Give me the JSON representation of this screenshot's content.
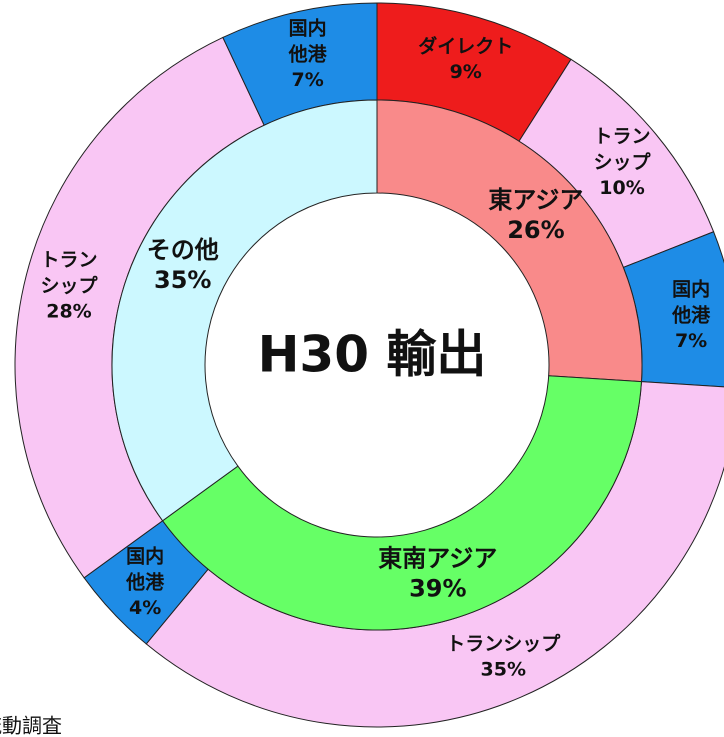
{
  "chart_data": {
    "type": "nested_donut",
    "title": "H30 輸出",
    "note": "流動調査",
    "inner": {
      "labels": [
        "東アジア",
        "東南アジア",
        "その他"
      ],
      "values": [
        26,
        39,
        35
      ],
      "value_labels": [
        "26%",
        "39%",
        "35%"
      ],
      "colors": [
        "#f98a8a",
        "#66ff66",
        "#ccf8ff"
      ]
    },
    "outer": {
      "labels": [
        "ダイレクト",
        "トラン\nシップ",
        "国内\n他港",
        "トランシップ",
        "国内\n他港",
        "トラン\nシップ",
        "国内\n他港"
      ],
      "values": [
        9,
        10,
        7,
        35,
        4,
        28,
        7
      ],
      "value_labels": [
        "9%",
        "10%",
        "7%",
        "35%",
        "4%",
        "28%",
        "7%"
      ],
      "colors": [
        "#ee1c1c",
        "#f9c6f4",
        "#1e8ce6",
        "#f9c6f4",
        "#1e8ce6",
        "#f9c6f4",
        "#1e8ce6"
      ]
    }
  }
}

━━━━

- Your objective -
Omit the pictures, then output the rest of the listing exactly.

- The result -
Give me the JSON representation of this screenshot's content.
{
  "chart_data": {
    "type": "nested_donut",
    "title": "H30 輸出",
    "note": "流動調査",
    "inner": {
      "labels": [
        "東アジア",
        "東南アジア",
        "その他"
      ],
      "values": [
        26,
        39,
        35
      ],
      "value_labels": [
        "26%",
        "39%",
        "35%"
      ],
      "colors": [
        "#f98a8a",
        "#66ff66",
        "#ccf8ff"
      ]
    },
    "outer": {
      "labels": [
        "ダイレクト",
        "トラン\nシップ",
        "国内\n他港",
        "トランシップ",
        "国内\n他港",
        "トラン\nシップ",
        "国内\n他港"
      ],
      "values": [
        9,
        10,
        7,
        35,
        4,
        28,
        7
      ],
      "value_labels": [
        "9%",
        "10%",
        "7%",
        "35%",
        "4%",
        "28%",
        "7%"
      ],
      "colors": [
        "#ee1c1c",
        "#f9c6f4",
        "#1e8ce6",
        "#f9c6f4",
        "#1e8ce6",
        "#f9c6f4",
        "#1e8ce6"
      ]
    }
  }
}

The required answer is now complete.